[Problem statement]
Show every line of the records below that contains the word "structured".

⁂

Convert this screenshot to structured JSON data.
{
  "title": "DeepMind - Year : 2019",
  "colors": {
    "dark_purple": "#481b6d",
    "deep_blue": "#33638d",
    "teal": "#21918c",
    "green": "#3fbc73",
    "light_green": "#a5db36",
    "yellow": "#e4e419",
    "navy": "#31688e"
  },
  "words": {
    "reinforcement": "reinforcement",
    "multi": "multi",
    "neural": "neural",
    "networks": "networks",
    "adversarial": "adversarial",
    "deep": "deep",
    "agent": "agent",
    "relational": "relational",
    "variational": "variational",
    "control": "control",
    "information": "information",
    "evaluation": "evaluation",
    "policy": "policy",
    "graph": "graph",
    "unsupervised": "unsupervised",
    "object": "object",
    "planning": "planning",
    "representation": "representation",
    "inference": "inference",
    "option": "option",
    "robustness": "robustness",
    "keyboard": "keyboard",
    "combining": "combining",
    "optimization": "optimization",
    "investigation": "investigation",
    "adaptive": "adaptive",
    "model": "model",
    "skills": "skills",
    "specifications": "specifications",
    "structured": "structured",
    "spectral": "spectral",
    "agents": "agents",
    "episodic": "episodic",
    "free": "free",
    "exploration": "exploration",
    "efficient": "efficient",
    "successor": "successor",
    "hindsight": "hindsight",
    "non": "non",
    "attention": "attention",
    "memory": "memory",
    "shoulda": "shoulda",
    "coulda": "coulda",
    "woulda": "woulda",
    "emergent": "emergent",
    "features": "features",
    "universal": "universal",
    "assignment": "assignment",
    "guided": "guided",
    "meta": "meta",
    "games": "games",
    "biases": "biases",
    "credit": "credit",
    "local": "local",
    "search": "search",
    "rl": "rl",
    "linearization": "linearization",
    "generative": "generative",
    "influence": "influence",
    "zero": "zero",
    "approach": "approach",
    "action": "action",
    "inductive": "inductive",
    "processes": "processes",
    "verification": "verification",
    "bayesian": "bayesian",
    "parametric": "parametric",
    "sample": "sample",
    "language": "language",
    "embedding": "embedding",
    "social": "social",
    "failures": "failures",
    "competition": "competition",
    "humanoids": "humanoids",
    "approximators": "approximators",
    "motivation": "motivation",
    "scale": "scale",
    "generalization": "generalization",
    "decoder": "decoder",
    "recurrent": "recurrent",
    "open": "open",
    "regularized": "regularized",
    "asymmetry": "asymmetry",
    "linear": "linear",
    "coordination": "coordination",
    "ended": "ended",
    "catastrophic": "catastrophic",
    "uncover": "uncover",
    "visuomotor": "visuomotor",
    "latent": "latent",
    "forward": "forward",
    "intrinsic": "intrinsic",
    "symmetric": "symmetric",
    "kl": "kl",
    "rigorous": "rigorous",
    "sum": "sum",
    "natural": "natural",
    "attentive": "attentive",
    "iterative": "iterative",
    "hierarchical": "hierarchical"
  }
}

⁂

[Solution]
Convert this screenshot to structured JSON data.
    "structured": "structured",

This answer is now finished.